═══ Исходный текст ═══
Лэнни проломил череп холодному аналитику не потому, что мракобес хотел стереть с поверхности Земли ее население. В последний момент перед нанесением удара Леониду становится известно: проект закабаления его Родины отклонен. У социал-демократа возникла возможность не отправлять к праотцам эксперта. Почему же революционер прикончил потенциального душегуба? Потому что Стэрли в прошлом один из мужей обожаемой им Нэтти?

Леонид идет на преступление, ибо не выносит правду, которую марсианин сказал о земной революции, несущей смерть сотням тысяч людей. Стэрли как бы раскрыл перед подпольщиком истину, сняв с грядущего переворота маску, копирующую человеческое лицо. В такой маске марсиане являлись на Землю.
═══
== Список заданий ==
- 1) Воспроизведите дословно фрагмент текста о Леониде от «Леонид идет на» до «являлись на Землю.».
- 2) Продолжите текст о Леониде, начав сразу после его последнего предложения.
Перечень ниже к тексту о Леониде отношения не имеет.
═══ Набор данных ═══
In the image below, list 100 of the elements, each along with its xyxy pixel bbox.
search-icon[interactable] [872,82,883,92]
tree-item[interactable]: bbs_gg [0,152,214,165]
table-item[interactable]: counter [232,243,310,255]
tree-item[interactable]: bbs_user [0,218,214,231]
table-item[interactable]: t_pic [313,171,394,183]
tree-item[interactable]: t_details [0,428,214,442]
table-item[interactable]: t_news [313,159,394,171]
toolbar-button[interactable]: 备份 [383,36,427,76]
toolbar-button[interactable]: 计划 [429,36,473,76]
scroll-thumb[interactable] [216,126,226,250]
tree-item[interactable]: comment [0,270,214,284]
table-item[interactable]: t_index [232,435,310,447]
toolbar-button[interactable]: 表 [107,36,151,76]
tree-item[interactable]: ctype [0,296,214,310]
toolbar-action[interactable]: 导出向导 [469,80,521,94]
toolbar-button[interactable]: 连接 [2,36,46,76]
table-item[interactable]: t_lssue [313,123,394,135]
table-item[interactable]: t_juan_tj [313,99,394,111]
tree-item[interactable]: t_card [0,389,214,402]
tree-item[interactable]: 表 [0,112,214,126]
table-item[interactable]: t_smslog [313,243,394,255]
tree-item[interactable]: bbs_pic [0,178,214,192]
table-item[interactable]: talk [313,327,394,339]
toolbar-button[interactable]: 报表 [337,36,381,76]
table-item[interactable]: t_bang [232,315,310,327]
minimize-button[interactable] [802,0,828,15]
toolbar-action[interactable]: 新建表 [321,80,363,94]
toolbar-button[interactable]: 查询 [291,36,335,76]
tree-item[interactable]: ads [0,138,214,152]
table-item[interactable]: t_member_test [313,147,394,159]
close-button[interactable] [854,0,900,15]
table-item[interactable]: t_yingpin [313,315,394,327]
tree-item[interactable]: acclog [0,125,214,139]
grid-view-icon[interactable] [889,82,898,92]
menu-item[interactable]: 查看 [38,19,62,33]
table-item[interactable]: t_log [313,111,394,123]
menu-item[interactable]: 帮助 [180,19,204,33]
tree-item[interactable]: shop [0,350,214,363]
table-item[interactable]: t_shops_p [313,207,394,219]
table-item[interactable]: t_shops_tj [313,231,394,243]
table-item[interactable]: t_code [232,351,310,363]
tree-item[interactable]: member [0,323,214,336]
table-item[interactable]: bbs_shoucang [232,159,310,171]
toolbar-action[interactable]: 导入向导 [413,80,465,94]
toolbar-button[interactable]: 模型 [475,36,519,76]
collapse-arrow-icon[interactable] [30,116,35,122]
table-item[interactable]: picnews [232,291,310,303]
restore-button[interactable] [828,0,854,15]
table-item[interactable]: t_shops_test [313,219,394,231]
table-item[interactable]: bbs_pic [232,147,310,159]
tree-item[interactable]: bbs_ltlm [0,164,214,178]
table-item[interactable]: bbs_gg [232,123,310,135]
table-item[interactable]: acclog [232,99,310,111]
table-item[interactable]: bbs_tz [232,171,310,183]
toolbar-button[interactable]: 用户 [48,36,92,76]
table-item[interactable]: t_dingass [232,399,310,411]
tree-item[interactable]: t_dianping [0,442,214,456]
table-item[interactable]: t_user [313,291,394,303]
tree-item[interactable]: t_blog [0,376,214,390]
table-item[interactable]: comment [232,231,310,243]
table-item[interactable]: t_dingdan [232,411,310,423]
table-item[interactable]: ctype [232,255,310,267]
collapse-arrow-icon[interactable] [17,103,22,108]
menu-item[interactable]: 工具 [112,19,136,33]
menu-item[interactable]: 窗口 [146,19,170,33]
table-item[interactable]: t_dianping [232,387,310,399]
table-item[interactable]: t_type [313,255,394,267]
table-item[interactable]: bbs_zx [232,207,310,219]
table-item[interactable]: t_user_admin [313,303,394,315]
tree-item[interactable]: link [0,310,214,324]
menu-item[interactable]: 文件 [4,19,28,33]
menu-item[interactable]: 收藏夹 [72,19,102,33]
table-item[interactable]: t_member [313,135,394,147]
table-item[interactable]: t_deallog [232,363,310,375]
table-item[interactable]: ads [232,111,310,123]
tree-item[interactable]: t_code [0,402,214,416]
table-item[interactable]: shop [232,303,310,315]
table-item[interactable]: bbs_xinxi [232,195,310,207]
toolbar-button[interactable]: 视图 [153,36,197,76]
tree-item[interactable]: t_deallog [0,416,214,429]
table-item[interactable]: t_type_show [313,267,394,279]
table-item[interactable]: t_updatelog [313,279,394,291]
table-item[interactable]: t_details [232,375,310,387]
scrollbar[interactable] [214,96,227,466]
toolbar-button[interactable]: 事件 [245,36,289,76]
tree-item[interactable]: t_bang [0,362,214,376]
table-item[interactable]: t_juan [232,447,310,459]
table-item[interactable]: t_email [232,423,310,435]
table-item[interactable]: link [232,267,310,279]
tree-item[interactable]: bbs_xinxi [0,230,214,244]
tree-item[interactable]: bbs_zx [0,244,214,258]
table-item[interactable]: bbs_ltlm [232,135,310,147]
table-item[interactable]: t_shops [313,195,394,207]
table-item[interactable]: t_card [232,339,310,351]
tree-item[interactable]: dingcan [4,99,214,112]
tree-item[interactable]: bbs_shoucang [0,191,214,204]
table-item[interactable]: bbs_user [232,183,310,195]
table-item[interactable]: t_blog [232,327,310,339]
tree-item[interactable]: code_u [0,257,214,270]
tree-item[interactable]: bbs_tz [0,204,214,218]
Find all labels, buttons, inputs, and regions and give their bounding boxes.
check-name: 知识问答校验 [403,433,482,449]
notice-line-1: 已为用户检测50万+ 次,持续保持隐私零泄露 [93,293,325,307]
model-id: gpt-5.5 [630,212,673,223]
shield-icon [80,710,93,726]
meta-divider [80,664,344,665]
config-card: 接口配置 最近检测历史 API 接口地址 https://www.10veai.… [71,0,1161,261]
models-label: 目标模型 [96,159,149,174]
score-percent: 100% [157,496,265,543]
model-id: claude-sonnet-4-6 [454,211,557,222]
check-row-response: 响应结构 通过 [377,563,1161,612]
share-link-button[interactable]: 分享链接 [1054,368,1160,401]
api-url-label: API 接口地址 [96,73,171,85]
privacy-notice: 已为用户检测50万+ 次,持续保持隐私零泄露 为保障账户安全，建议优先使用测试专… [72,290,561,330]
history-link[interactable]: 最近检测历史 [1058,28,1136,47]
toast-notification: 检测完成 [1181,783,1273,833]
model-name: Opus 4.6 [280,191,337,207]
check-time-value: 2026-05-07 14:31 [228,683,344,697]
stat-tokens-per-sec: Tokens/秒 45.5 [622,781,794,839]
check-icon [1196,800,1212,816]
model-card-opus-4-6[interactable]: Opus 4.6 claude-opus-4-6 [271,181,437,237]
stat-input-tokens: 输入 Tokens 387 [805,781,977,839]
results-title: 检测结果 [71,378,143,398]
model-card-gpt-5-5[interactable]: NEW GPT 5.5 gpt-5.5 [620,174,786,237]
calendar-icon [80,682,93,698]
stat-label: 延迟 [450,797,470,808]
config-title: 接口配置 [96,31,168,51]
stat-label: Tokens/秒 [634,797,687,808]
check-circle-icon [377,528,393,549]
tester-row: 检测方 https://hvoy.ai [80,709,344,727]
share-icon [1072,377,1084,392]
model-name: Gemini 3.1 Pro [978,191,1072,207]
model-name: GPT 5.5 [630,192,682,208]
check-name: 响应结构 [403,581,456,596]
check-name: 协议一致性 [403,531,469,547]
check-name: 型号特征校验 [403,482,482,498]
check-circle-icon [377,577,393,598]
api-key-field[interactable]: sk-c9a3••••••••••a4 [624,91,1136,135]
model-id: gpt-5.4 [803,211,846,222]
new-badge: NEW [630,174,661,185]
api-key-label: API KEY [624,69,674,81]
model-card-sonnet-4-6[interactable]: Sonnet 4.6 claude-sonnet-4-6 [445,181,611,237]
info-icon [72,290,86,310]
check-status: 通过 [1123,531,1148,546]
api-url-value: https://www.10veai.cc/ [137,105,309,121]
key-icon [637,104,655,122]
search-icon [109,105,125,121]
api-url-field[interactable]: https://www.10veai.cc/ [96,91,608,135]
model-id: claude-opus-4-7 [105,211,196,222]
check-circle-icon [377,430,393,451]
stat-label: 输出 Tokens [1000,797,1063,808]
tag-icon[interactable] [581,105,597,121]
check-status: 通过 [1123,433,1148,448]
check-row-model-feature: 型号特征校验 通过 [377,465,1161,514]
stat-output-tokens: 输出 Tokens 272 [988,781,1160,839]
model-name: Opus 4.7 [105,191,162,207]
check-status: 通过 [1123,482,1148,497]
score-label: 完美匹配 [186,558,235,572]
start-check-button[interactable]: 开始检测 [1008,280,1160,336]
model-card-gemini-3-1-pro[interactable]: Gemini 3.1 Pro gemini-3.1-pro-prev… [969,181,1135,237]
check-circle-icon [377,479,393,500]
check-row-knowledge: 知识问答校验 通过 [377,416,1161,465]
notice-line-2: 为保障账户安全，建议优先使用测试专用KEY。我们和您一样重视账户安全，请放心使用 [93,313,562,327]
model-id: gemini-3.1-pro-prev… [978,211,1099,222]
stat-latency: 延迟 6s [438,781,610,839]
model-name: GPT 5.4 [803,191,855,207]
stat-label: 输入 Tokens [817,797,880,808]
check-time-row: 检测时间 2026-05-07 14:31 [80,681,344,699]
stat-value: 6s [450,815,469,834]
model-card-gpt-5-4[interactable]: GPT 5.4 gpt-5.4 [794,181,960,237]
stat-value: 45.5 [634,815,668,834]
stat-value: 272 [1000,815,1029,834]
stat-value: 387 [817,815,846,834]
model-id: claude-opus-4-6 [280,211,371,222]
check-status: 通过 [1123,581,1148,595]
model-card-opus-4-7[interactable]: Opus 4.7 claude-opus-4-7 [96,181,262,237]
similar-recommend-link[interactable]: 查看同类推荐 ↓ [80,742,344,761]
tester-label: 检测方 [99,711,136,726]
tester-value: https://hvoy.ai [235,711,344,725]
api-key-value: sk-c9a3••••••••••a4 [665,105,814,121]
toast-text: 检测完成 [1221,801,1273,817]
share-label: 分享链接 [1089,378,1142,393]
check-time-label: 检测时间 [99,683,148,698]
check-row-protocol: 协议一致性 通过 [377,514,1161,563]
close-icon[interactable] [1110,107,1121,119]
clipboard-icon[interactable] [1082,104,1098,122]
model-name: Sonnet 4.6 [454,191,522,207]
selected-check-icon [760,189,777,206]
═══
== Ответы к заданиям ==
- 1)
Леонид идет на преступление, ибо не выносит правду, которую марсианин сказал о земной революции, несущей смерть сотням тысяч людей. Стэрли как бы раскрыл перед подпольщиком истину, сняв с грядущего переворота маску, копирующую человеческое лицо. В такой маске марсиане являлись на Землю.

- 2)
Истина сильнее психики социал-демократа, она раздваивает ее, размалывает, превращает здоровую персону в больную. Палач миллионов — не Стэрли, а член партии, рвущейся к земным благам. «Там, где социализм удержится и выйдет победителем, ‒ пророчествовал Стэрли, ‒ его характер будет глубоко и надолго искажен многими годам осадного положения, необходимого террора и военщины, с неизбежными последствием — варварским патриотизмом».

Не звучит ли это роковым предостережением задолго до сталинских чисток?

Станет ли эпоха прорытия Великих каналов на Марсе прообразом Беломорканала и прочих грандиозных строек на Земле? «Многие тысячи работников умирали там от болезней и среди остальных разгоралось недовольство…» «Славные жертвы намечает себе революция, — скрежетал в психбольнице на Земле «невольный Колумб нового мира», ‒ и хорошею кровью окрашивает она свое пролетарское знамя!».

Первое, что поразило путешественника на чужой планете, не социальный рай, а красный цвет растений.

Ему предложили защитные очки от раздражения глаз. Но Леонид отрезал:

«‒ Это цвет нашего социалистического знамени… Должен я освоиться с вашей социалистической природой!”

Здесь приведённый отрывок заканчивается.